→ **SUPPLIED MATERIAL**
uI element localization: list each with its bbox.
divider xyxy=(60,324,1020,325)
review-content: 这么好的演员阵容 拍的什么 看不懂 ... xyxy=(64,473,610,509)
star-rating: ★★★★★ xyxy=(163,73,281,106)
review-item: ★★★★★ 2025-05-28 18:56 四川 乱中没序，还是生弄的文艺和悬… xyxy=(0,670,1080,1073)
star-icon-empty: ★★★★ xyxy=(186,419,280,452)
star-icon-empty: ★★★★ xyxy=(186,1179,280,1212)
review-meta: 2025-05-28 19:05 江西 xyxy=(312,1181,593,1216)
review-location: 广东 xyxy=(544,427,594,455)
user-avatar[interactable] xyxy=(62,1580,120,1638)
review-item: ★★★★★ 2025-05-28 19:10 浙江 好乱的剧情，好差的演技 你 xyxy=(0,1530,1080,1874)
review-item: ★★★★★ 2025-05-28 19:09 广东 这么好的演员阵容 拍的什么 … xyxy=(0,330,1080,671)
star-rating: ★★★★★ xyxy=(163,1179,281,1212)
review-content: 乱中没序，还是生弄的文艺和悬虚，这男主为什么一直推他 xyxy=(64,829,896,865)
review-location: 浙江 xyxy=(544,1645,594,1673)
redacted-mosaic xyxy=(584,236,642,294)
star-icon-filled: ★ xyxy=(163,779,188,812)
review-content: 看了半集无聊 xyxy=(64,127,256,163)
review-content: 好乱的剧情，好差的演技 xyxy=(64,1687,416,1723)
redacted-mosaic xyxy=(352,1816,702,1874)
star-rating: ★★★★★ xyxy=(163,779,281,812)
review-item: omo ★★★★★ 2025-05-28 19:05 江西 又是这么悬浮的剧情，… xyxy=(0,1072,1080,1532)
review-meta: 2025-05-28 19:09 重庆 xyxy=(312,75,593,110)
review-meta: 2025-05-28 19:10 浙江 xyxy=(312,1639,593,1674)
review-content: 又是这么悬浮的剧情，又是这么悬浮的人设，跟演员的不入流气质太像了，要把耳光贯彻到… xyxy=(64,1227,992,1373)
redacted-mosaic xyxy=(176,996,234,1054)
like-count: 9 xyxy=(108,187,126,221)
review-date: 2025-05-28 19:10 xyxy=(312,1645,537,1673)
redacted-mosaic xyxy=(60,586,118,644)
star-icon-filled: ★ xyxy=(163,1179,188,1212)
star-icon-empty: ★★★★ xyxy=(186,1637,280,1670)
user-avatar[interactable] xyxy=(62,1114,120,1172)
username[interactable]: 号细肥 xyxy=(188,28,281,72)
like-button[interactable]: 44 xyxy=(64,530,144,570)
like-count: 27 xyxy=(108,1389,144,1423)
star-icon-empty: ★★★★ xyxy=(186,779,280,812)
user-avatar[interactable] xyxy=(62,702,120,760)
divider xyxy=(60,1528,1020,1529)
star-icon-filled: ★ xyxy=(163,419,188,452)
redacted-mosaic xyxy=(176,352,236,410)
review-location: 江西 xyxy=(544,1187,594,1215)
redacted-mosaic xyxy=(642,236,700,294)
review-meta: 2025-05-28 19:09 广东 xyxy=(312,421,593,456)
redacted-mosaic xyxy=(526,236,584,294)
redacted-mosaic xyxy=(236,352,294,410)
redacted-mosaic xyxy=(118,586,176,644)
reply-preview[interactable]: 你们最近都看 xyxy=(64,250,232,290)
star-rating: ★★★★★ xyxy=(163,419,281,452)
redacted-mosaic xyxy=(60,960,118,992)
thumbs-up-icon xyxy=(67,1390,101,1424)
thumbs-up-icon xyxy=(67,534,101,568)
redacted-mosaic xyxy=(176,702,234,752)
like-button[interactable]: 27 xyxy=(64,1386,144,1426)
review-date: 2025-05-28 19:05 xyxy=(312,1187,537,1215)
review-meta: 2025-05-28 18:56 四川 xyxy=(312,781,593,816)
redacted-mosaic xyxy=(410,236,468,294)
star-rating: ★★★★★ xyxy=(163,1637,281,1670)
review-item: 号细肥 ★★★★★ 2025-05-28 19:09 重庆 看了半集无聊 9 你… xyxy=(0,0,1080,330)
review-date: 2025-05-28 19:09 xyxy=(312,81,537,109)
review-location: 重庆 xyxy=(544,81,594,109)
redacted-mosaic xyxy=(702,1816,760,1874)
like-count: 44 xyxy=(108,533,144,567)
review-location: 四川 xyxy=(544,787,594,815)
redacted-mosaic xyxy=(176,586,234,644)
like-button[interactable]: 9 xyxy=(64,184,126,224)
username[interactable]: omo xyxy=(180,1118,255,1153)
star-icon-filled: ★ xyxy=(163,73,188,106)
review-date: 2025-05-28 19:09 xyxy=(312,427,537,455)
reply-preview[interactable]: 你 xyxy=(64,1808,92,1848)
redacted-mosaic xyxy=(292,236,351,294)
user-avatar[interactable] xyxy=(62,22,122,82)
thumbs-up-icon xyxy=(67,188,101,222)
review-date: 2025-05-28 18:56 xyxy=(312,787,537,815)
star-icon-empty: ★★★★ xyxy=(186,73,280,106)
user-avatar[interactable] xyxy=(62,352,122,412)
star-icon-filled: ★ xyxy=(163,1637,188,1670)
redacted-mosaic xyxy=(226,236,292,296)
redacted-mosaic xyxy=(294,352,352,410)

→ **TASK INSTRUCTIONS**
Quote all of the records above line for line, with no changes.

→ **RESPONSE BELOW**
uI element localization: list each with its bbox.
divider xyxy=(60,324,1020,325)
review-content: 这么好的演员阵容 拍的什么 看不懂 ... xyxy=(64,473,610,509)
star-rating: ★★★★★ xyxy=(163,73,281,106)
review-item: ★★★★★ 2025-05-28 18:56 四川 乱中没序，还是生弄的文艺和悬… xyxy=(0,670,1080,1073)
star-icon-empty: ★★★★ xyxy=(186,419,280,452)
star-icon-empty: ★★★★ xyxy=(186,1179,280,1212)
review-meta: 2025-05-28 19:05 江西 xyxy=(312,1181,593,1216)
review-location: 广东 xyxy=(544,427,594,455)
user-avatar[interactable] xyxy=(62,1580,120,1638)
review-item: ★★★★★ 2025-05-28 19:10 浙江 好乱的剧情，好差的演技 你 xyxy=(0,1530,1080,1874)
review-item: ★★★★★ 2025-05-28 19:09 广东 这么好的演员阵容 拍的什么 … xyxy=(0,330,1080,671)
star-rating: ★★★★★ xyxy=(163,1179,281,1212)
review-content: 乱中没序，还是生弄的文艺和悬虚，这男主为什么一直推他 xyxy=(64,829,896,865)
review-location: 浙江 xyxy=(544,1645,594,1673)
redacted-mosaic xyxy=(584,236,642,294)
star-icon-filled: ★ xyxy=(163,779,188,812)
review-content: 看了半集无聊 xyxy=(64,127,256,163)
review-content: 好乱的剧情，好差的演技 xyxy=(64,1687,416,1723)
redacted-mosaic xyxy=(352,1816,702,1874)
star-rating: ★★★★★ xyxy=(163,779,281,812)
review-item: omo ★★★★★ 2025-05-28 19:05 江西 又是这么悬浮的剧情，… xyxy=(0,1072,1080,1532)
review-meta: 2025-05-28 19:09 重庆 xyxy=(312,75,593,110)
review-meta: 2025-05-28 19:10 浙江 xyxy=(312,1639,593,1674)
review-content: 又是这么悬浮的剧情，又是这么悬浮的人设，跟演员的不入流气质太像了，要把耳光贯彻到… xyxy=(64,1227,992,1373)
redacted-mosaic xyxy=(176,996,234,1054)
like-count: 9 xyxy=(108,187,126,221)
review-date: 2025-05-28 19:10 xyxy=(312,1645,537,1673)
redacted-mosaic xyxy=(60,586,118,644)
star-icon-filled: ★ xyxy=(163,1179,188,1212)
star-icon-empty: ★★★★ xyxy=(186,1637,280,1670)
user-avatar[interactable] xyxy=(62,1114,120,1172)
username[interactable]: 号细肥 xyxy=(188,28,281,72)
like-button[interactable]: 44 xyxy=(64,530,144,570)
like-count: 27 xyxy=(108,1389,144,1423)
star-icon-empty: ★★★★ xyxy=(186,779,280,812)
user-avatar[interactable] xyxy=(62,702,120,760)
divider xyxy=(60,1528,1020,1529)
star-icon-filled: ★ xyxy=(163,419,188,452)
redacted-mosaic xyxy=(176,352,236,410)
review-location: 江西 xyxy=(544,1187,594,1215)
redacted-mosaic xyxy=(642,236,700,294)
review-meta: 2025-05-28 19:09 广东 xyxy=(312,421,593,456)
redacted-mosaic xyxy=(526,236,584,294)
redacted-mosaic xyxy=(236,352,294,410)
redacted-mosaic xyxy=(118,586,176,644)
reply-preview[interactable]: 你们最近都看 xyxy=(64,250,232,290)
star-rating: ★★★★★ xyxy=(163,419,281,452)
redacted-mosaic xyxy=(60,960,118,992)
thumbs-up-icon xyxy=(67,1390,101,1424)
thumbs-up-icon xyxy=(67,534,101,568)
redacted-mosaic xyxy=(176,702,234,752)
like-button[interactable]: 27 xyxy=(64,1386,144,1426)
review-date: 2025-05-28 19:05 xyxy=(312,1187,537,1215)
review-meta: 2025-05-28 18:56 四川 xyxy=(312,781,593,816)
redacted-mosaic xyxy=(410,236,468,294)
star-rating: ★★★★★ xyxy=(163,1637,281,1670)
review-item: 号细肥 ★★★★★ 2025-05-28 19:09 重庆 看了半集无聊 9 你… xyxy=(0,0,1080,330)
review-date: 2025-05-28 19:09 xyxy=(312,81,537,109)
review-location: 重庆 xyxy=(544,81,594,109)
redacted-mosaic xyxy=(702,1816,760,1874)
like-count: 44 xyxy=(108,533,144,567)
review-location: 四川 xyxy=(544,787,594,815)
redacted-mosaic xyxy=(176,586,234,644)
like-button[interactable]: 9 xyxy=(64,184,126,224)
username[interactable]: omo xyxy=(180,1118,255,1153)
star-icon-filled: ★ xyxy=(163,73,188,106)
review-date: 2025-05-28 19:09 xyxy=(312,427,537,455)
reply-preview[interactable]: 你 xyxy=(64,1808,92,1848)
redacted-mosaic xyxy=(292,236,351,294)
user-avatar[interactable] xyxy=(62,22,122,82)
thumbs-up-icon xyxy=(67,188,101,222)
review-date: 2025-05-28 18:56 xyxy=(312,787,537,815)
star-icon-empty: ★★★★ xyxy=(186,73,280,106)
user-avatar[interactable] xyxy=(62,352,122,412)
star-icon-filled: ★ xyxy=(163,1637,188,1670)
redacted-mosaic xyxy=(226,236,292,296)
redacted-mosaic xyxy=(294,352,352,410)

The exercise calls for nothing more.